# [Supplied material]
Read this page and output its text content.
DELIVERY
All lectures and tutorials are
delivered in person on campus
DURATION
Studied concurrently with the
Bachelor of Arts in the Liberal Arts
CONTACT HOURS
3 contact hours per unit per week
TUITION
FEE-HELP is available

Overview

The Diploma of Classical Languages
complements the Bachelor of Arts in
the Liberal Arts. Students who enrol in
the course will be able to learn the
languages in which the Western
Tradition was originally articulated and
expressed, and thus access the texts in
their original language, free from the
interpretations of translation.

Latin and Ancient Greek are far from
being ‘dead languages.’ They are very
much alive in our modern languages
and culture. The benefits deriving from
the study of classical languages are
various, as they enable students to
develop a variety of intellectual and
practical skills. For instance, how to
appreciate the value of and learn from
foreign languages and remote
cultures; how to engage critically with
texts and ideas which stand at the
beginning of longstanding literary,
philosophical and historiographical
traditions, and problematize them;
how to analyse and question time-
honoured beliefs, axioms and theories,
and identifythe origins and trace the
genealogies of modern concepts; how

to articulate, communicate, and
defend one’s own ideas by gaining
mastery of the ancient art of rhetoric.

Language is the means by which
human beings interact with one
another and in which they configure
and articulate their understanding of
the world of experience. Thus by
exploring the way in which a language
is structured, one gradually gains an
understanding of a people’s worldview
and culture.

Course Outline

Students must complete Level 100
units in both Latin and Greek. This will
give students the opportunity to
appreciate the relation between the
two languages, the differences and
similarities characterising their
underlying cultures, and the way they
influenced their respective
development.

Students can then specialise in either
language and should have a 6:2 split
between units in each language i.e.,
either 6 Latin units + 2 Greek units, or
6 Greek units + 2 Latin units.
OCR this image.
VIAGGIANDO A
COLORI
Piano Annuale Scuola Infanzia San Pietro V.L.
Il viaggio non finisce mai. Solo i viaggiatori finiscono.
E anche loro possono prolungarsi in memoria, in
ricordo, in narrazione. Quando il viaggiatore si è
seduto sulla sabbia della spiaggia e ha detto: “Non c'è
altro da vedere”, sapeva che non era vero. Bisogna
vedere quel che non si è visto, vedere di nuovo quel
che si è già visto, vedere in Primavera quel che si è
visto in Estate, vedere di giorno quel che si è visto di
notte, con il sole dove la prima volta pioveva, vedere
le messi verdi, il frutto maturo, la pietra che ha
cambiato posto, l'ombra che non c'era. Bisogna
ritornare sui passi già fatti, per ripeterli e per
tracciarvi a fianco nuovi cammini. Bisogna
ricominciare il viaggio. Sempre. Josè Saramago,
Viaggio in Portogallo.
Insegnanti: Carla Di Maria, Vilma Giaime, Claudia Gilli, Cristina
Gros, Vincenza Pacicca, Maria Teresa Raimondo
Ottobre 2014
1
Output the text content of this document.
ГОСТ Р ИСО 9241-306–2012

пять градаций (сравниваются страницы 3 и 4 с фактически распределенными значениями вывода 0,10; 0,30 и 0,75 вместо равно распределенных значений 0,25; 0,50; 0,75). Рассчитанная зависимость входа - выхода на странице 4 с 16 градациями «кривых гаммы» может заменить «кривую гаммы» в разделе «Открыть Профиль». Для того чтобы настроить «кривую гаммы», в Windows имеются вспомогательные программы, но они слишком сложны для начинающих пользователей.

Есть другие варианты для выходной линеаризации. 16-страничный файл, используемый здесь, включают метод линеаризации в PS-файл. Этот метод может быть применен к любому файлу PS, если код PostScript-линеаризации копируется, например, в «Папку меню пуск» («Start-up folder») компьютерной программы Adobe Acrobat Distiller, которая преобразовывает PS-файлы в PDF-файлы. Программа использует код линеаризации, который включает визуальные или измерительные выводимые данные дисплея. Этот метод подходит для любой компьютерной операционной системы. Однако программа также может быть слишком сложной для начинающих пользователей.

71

# [The problem]
Reproduce the data, keeping every line exactly the same.

# [Exercise result]
Read this page and output its text content.
DELIVERY
All lectures and tutorials are
delivered in person on campus
DURATION
Studied concurrently with the
Bachelor of Arts in the Liberal Arts
CONTACT HOURS
3 contact hours per unit per week
TUITION
FEE-HELP is available

Overview

The Diploma of Classical Languages
complements the Bachelor of Arts in
the Liberal Arts. Students who enrol in
the course will be able to learn the
languages in which the Western
Tradition was originally articulated and
expressed, and thus access the texts in
their original language, free from the
interpretations of translation.

Latin and Ancient Greek are far from
being ‘dead languages.’ They are very
much alive in our modern languages
and culture. The benefits deriving from
the study of classical languages are
various, as they enable students to
develop a variety of intellectual and
practical skills. For instance, how to
appreciate the value of and learn from
foreign languages and remote
cultures; how to engage critically with
texts and ideas which stand at the
beginning of longstanding literary,
philosophical and historiographical
traditions, and problematize them;
how to analyse and question time-
honoured beliefs, axioms and theories,
and identifythe origins and trace the
genealogies of modern concepts; how

to articulate, communicate, and
defend one’s own ideas by gaining
mastery of the ancient art of rhetoric.

Language is the means by which
human beings interact with one
another and in which they configure
and articulate their understanding of
the world of experience. Thus by
exploring the way in which a language
is structured, one gradually gains an
understanding of a people’s worldview
and culture.

Course Outline

Students must complete Level 100
units in both Latin and Greek. This will
give students the opportunity to
appreciate the relation between the
two languages, the differences and
similarities characterising their
underlying cultures, and the way they
influenced their respective
development.

Students can then specialise in either
language and should have a 6:2 split
between units in each language i.e.,
either 6 Latin units + 2 Greek units, or
6 Greek units + 2 Latin units.
OCR this image.
VIAGGIANDO A
COLORI
Piano Annuale Scuola Infanzia San Pietro V.L.
Il viaggio non finisce mai. Solo i viaggiatori finiscono.
E anche loro possono prolungarsi in memoria, in
ricordo, in narrazione. Quando il viaggiatore si è
seduto sulla sabbia della spiaggia e ha detto: “Non c'è
altro da vedere”, sapeva che non era vero. Bisogna
vedere quel che non si è visto, vedere di nuovo quel
che si è già visto, vedere in Primavera quel che si è
visto in Estate, vedere di giorno quel che si è visto di
notte, con il sole dove la prima volta pioveva, vedere
le messi verdi, il frutto maturo, la pietra che ha
cambiato posto, l'ombra che non c'era. Bisogna
ritornare sui passi già fatti, per ripeterli e per
tracciarvi a fianco nuovi cammini. Bisogna
ricominciare il viaggio. Sempre. Josè Saramago,
Viaggio in Portogallo.
Insegnanti: Carla Di Maria, Vilma Giaime, Claudia Gilli, Cristina
Gros, Vincenza Pacicca, Maria Teresa Raimondo
Ottobre 2014
1
Output the text content of this document.
ГОСТ Р ИСО 9241-306–2012

пять градаций (сравниваются страницы 3 и 4 с фактически распределенными значениями вывода 0,10; 0,30 и 0,75 вместо равно распределенных значений 0,25; 0,50; 0,75). Рассчитанная зависимость входа - выхода на странице 4 с 16 градациями «кривых гаммы» может заменить «кривую гаммы» в разделе «Открыть Профиль». Для того чтобы настроить «кривую гаммы», в Windows имеются вспомогательные программы, но они слишком сложны для начинающих пользователей.

Есть другие варианты для выходной линеаризации. 16-страничный файл, используемый здесь, включают метод линеаризации в PS-файл. Этот метод может быть применен к любому файлу PS, если код PostScript-линеаризации копируется, например, в «Папку меню пуск» («Start-up folder») компьютерной программы Adobe Acrobat Distiller, которая преобразовывает PS-файлы в PDF-файлы. Программа использует код линеаризации, который включает визуальные или измерительные выводимые данные дисплея. Этот метод подходит для любой компьютерной операционной системы. Однако программа также может быть слишком сложной для начинающих пользователей.

71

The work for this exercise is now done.